Retype the listing that follows, word for word.

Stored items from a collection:
-*-*-
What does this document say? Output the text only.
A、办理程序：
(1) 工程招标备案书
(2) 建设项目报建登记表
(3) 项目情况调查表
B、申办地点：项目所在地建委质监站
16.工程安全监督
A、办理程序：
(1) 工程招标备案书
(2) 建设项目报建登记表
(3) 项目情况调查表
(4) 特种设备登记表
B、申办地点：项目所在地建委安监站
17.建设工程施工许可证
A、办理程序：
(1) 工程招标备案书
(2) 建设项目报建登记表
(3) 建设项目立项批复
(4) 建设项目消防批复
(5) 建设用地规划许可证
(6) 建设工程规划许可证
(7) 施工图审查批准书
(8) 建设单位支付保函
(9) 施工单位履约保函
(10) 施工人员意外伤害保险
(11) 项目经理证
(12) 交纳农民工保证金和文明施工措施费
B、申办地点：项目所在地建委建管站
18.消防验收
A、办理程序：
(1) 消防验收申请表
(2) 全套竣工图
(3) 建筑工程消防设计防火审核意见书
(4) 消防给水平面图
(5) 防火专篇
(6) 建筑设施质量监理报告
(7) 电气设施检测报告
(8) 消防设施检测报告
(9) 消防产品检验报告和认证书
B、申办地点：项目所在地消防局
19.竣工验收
-*-*-
Answer in full -
What does this document say? Output the text only.
A、办理程序：
(1) 工程招标备案书
(2) 建设项目报建登记表
(3) 项目情况调查表
B、申办地点：项目所在地建委质监站
16.工程安全监督
A、办理程序：
(1) 工程招标备案书
(2) 建设项目报建登记表
(3) 项目情况调查表
(4) 特种设备登记表
B、申办地点：项目所在地建委安监站
17.建设工程施工许可证
A、办理程序：
(1) 工程招标备案书
(2) 建设项目报建登记表
(3) 建设项目立项批复
(4) 建设项目消防批复
(5) 建设用地规划许可证
(6) 建设工程规划许可证
(7) 施工图审查批准书
(8) 建设单位支付保函
(9) 施工单位履约保函
(10) 施工人员意外伤害保险
(11) 项目经理证
(12) 交纳农民工保证金和文明施工措施费
B、申办地点：项目所在地建委建管站
18.消防验收
A、办理程序：
(1) 消防验收申请表
(2) 全套竣工图
(3) 建筑工程消防设计防火审核意见书
(4) 消防给水平面图
(5) 防火专篇
(6) 建筑设施质量监理报告
(7) 电气设施检测报告
(8) 消防设施检测报告
(9) 消防产品检验报告和认证书
B、申办地点：项目所在地消防局
19.竣工验收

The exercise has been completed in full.